Copy, from the entries below, each line in which the string "Academy" appears.

:: Data to use ::

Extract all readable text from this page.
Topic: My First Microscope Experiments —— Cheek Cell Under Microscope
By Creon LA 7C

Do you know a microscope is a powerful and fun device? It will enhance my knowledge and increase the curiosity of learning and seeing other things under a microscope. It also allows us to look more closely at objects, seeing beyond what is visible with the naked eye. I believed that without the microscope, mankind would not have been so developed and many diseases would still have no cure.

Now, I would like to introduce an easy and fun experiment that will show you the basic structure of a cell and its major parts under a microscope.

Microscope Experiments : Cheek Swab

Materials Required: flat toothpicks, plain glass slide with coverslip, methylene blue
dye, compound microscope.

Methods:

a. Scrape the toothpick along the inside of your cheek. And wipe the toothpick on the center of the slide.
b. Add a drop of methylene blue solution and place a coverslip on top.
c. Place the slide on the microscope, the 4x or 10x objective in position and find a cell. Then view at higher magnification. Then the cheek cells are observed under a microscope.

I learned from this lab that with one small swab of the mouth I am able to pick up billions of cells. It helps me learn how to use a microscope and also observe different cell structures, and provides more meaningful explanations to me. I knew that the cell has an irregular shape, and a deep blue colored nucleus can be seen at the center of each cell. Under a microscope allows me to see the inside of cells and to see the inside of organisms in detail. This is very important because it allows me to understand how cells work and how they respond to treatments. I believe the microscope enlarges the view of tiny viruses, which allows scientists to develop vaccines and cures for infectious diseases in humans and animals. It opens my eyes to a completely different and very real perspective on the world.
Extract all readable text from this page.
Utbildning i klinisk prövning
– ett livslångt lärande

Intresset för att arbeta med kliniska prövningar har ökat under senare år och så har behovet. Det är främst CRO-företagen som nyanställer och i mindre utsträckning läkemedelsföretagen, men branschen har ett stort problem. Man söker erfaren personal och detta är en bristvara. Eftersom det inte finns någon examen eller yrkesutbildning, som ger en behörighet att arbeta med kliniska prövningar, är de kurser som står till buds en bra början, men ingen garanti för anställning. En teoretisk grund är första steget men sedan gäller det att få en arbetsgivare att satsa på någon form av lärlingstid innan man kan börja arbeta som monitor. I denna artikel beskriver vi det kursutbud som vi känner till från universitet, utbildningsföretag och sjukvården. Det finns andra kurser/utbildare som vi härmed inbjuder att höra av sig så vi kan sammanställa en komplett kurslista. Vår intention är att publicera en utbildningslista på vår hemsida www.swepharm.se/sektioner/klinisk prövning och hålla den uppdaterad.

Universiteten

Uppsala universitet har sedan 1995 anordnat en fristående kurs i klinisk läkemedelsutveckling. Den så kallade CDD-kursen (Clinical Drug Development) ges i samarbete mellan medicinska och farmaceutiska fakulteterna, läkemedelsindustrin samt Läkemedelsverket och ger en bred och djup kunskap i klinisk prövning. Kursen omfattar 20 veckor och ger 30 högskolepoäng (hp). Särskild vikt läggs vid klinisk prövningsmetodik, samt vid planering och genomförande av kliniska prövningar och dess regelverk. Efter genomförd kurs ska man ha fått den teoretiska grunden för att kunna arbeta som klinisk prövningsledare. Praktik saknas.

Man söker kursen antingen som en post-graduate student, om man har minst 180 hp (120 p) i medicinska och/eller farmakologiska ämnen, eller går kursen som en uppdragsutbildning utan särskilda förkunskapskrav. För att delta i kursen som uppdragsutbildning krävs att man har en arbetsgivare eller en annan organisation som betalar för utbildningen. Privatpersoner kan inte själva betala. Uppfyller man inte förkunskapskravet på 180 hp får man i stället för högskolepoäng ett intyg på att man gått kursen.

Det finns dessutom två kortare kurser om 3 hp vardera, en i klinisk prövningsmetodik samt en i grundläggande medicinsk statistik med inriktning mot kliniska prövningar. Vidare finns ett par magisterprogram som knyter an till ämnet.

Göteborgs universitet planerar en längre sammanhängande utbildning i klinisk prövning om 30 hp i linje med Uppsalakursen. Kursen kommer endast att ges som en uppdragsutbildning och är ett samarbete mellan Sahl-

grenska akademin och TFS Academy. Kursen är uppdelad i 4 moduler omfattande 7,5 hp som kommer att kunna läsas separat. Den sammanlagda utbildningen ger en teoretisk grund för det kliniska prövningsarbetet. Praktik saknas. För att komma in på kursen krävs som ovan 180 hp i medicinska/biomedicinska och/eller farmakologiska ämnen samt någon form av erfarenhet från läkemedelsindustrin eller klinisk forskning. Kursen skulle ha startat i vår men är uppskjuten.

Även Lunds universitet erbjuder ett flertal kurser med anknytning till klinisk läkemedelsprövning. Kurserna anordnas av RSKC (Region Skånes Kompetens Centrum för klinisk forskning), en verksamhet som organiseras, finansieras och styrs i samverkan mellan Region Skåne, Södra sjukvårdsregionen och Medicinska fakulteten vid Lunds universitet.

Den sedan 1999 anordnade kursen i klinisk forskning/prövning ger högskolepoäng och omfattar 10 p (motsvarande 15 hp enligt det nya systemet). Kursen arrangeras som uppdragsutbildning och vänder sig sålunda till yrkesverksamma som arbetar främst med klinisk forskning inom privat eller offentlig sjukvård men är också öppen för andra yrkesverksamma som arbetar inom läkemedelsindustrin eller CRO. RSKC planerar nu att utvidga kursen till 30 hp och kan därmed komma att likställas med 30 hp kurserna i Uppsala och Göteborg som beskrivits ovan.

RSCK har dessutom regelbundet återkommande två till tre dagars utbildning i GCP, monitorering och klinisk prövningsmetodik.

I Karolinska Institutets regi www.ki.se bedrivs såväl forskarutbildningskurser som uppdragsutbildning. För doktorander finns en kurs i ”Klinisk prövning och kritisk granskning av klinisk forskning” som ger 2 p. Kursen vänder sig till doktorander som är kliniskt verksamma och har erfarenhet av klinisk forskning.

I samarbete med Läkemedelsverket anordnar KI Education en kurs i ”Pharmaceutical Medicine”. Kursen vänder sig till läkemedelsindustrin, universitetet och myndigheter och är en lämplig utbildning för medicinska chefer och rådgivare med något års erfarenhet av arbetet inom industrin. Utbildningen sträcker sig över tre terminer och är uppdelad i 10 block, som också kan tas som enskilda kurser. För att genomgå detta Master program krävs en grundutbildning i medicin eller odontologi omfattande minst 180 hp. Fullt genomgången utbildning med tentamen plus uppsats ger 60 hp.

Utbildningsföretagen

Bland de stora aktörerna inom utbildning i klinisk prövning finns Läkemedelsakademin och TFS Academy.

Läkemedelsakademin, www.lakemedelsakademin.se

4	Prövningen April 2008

:::
:: Data to use ::

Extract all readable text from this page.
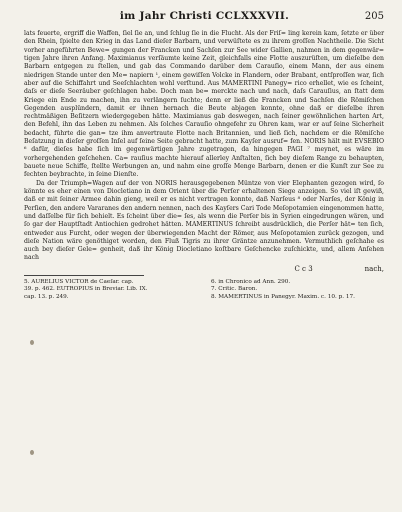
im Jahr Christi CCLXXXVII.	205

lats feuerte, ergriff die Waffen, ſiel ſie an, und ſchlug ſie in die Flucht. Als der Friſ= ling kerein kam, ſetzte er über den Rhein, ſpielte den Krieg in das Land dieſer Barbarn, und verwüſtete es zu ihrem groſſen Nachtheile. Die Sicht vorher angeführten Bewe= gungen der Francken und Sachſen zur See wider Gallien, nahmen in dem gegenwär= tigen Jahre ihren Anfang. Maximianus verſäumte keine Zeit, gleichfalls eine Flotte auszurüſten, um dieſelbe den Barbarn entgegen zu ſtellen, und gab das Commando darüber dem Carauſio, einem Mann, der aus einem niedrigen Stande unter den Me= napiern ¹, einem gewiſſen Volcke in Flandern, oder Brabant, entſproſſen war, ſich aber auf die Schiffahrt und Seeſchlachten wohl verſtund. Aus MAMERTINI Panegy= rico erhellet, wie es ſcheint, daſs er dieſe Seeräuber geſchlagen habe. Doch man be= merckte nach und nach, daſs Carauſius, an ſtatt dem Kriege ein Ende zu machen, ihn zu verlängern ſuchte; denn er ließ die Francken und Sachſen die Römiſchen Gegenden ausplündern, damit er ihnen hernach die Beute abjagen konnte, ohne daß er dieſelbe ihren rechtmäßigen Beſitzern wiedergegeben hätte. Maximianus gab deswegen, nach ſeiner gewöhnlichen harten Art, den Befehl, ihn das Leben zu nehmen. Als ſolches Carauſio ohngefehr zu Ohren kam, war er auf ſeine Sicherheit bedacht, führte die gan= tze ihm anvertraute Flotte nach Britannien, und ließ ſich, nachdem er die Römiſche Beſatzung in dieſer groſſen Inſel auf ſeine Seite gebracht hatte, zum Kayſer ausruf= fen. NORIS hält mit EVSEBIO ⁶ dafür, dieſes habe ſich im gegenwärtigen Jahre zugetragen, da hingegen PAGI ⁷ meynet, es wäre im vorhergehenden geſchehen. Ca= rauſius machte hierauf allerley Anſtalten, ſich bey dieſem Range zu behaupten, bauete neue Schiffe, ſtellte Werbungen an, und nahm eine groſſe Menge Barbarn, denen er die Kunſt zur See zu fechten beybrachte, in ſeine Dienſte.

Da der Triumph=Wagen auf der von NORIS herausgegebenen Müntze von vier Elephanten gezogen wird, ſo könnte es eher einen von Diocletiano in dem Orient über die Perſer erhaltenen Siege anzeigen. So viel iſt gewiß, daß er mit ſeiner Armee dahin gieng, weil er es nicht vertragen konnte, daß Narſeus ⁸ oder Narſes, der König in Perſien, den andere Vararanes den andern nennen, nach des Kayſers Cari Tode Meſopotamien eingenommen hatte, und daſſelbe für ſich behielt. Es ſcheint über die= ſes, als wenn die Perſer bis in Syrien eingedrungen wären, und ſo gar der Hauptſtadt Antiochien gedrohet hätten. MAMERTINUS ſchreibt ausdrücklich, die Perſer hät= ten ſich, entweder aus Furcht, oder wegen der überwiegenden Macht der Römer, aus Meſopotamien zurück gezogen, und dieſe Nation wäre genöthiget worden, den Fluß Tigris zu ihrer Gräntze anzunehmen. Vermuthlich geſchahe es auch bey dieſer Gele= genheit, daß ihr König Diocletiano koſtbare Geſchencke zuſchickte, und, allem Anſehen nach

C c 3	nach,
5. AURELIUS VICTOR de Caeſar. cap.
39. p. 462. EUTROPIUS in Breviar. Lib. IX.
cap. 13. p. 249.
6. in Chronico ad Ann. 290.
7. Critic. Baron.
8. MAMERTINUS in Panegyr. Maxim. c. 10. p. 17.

:::

Response for this exercise ::
grenska akademin och TFS Academy. Kursen är uppdelad i 4 moduler omfattande 7,5 hp som kommer att kunna läsas separat. Den sammanlagda utbildningen ger en teoretisk grund för det kliniska prövningsarbetet. Praktik saknas. För att komma in på kursen krävs som ovan 180 hp i medicinska/biomedicinska och/eller farmakologiska ämnen samt någon form av erfarenhet från läkemedelsindustrin eller klinisk forskning. Kursen skulle ha startat i vår men är uppskjuten.
Bland de stora aktörerna inom utbildning i klinisk prövning finns Läkemedelsakademin och TFS Academy.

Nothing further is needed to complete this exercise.